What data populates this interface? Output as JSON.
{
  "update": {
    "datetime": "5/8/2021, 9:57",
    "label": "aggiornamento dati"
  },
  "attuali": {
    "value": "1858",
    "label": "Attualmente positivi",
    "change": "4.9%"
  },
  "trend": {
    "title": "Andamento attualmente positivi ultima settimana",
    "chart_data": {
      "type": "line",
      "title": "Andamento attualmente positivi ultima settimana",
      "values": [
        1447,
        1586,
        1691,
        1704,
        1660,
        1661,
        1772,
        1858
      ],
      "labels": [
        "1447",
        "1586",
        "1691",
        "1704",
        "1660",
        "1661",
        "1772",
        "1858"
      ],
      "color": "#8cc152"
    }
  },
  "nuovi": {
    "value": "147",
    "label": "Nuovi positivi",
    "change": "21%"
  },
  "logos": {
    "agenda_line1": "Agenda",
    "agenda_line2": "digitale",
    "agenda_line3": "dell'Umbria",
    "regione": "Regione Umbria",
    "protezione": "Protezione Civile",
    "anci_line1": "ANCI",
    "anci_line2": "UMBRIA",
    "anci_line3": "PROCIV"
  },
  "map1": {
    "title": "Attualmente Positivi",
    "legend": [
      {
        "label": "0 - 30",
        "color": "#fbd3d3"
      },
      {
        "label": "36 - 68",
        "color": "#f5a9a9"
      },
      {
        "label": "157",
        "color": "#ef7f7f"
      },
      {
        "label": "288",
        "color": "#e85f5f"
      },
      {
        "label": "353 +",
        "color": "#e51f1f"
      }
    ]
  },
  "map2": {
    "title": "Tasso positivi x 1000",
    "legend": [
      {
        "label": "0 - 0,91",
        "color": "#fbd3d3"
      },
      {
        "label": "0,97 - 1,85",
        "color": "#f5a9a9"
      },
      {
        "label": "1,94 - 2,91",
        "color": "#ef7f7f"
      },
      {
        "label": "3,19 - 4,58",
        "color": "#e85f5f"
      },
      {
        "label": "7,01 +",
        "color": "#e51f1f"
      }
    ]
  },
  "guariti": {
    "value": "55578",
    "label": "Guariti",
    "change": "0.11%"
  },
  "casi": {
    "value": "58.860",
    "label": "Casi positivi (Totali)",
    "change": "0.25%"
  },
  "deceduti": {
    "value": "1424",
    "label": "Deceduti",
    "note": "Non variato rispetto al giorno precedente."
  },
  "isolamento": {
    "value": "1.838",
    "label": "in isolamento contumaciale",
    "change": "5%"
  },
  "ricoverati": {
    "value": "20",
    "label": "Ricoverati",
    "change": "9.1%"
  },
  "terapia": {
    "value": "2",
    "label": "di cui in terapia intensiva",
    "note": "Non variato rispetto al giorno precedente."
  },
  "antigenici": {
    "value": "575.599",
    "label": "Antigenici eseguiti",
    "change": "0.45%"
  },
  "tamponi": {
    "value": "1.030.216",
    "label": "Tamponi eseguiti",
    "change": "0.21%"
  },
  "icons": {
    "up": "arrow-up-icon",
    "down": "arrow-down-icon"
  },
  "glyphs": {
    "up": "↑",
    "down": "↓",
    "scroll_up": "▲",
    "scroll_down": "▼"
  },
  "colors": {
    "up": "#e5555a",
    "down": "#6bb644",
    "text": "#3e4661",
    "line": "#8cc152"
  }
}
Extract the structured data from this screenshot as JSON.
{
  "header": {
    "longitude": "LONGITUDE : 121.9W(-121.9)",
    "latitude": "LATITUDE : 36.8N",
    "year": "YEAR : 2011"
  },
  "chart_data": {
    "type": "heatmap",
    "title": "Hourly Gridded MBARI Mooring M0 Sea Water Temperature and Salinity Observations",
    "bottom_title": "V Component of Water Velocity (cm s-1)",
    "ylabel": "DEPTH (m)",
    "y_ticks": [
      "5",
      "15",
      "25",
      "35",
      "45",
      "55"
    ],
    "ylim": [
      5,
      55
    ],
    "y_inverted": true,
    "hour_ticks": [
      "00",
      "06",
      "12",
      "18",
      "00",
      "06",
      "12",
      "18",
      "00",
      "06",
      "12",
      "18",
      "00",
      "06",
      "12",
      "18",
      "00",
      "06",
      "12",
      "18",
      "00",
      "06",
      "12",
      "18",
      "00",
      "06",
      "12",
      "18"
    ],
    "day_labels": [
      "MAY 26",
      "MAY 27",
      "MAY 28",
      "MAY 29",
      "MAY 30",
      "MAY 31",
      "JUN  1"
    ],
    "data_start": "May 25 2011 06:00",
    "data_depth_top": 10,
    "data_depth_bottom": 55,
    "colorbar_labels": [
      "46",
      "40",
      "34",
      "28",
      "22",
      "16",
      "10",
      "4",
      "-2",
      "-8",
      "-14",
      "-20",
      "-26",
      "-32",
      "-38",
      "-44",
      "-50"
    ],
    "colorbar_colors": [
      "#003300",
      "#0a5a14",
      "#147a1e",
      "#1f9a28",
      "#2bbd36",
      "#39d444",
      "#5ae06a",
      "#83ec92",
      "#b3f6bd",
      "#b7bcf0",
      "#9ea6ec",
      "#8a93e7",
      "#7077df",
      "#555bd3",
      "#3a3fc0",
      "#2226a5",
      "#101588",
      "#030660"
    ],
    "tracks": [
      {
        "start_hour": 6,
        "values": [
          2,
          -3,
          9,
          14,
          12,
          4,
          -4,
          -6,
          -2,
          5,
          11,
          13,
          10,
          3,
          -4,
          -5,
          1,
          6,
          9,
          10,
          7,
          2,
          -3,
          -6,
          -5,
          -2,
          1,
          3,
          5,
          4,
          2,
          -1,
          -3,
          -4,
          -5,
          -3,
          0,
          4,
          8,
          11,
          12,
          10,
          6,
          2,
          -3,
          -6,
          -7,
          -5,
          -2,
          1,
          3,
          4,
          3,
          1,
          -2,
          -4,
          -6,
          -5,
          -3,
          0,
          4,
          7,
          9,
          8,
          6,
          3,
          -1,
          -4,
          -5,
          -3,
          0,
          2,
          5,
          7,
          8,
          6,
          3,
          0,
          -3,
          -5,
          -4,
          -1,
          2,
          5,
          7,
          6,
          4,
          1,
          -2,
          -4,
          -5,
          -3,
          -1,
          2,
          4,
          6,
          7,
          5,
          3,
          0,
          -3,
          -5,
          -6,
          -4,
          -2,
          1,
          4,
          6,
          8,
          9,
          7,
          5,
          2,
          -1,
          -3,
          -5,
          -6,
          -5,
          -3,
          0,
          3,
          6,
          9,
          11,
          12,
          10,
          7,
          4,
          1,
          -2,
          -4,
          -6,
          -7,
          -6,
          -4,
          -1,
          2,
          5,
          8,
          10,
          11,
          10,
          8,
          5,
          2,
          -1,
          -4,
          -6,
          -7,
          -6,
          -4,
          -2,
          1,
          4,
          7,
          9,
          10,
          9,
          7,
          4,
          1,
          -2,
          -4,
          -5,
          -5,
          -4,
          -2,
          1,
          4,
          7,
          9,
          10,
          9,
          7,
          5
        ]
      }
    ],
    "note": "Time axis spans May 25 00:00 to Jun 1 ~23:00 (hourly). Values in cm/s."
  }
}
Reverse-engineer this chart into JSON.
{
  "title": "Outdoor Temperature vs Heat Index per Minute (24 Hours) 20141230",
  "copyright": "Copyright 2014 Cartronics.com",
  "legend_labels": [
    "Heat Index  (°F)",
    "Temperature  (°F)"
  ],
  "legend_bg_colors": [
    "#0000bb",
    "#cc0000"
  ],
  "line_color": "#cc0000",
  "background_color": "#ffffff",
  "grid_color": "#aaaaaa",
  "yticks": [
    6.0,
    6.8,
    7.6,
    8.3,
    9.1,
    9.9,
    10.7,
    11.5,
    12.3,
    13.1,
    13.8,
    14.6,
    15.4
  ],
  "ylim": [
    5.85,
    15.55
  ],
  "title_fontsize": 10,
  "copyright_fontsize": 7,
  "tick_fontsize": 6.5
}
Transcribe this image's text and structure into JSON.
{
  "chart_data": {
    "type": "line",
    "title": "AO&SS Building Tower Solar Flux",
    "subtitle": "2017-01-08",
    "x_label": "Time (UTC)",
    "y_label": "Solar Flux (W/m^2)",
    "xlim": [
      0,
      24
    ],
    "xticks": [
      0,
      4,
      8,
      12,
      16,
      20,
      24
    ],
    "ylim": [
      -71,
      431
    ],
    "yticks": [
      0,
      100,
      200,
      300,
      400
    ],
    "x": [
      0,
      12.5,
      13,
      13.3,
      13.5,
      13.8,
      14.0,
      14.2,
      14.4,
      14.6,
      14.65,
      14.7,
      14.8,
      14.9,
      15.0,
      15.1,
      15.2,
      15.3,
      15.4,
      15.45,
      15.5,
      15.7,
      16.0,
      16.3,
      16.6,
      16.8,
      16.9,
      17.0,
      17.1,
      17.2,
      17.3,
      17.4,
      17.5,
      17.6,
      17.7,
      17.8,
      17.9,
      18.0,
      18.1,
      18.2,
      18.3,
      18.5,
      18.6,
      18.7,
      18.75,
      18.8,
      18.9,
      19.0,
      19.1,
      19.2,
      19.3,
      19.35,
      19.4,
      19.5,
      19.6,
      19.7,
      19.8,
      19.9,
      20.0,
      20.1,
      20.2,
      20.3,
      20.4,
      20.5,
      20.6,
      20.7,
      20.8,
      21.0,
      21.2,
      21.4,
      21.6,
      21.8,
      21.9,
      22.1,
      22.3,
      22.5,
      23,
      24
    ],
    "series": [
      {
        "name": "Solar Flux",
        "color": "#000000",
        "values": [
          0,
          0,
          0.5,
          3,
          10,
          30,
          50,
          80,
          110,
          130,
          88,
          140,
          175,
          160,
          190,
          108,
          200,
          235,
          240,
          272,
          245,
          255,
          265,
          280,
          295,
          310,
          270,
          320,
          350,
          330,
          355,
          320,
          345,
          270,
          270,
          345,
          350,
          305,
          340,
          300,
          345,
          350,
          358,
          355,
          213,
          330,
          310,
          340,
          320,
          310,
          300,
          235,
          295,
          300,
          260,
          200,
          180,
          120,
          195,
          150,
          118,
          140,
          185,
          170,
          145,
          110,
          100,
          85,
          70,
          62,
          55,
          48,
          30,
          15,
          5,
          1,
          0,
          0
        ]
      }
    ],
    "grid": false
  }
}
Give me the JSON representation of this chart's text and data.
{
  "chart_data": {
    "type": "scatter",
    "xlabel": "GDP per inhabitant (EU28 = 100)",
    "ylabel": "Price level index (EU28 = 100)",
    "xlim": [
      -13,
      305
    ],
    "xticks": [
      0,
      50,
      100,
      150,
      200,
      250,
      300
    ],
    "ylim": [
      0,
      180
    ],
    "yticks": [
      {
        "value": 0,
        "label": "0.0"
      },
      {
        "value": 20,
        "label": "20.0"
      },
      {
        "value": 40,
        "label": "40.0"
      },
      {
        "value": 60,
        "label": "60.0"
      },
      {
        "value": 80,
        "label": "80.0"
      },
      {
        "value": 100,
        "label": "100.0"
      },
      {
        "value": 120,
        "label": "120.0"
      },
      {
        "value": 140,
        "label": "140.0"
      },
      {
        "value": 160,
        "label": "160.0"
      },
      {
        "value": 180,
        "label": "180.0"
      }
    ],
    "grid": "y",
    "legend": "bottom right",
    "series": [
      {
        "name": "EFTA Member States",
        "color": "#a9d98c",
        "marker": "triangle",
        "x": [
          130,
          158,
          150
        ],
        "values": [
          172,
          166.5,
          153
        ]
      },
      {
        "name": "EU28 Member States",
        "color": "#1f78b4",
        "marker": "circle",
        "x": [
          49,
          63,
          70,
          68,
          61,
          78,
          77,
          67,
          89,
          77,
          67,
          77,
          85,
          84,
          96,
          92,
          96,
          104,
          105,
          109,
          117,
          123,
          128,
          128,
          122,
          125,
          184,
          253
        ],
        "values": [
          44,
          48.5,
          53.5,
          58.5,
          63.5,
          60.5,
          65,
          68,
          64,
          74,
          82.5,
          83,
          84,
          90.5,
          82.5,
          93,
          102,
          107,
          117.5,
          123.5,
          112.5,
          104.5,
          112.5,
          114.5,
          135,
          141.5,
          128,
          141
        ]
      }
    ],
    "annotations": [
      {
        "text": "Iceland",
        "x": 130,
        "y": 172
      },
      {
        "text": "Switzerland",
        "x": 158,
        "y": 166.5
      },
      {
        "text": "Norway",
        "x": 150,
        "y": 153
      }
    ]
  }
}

_ _ _ _ _ _ _

YOUR GOAL » Each line above that holds the string "type" should be copied and shown.

ANSWER »
      "type": "line",
    "type": "heatmap",
    "type": "line",
    "type": "scatter",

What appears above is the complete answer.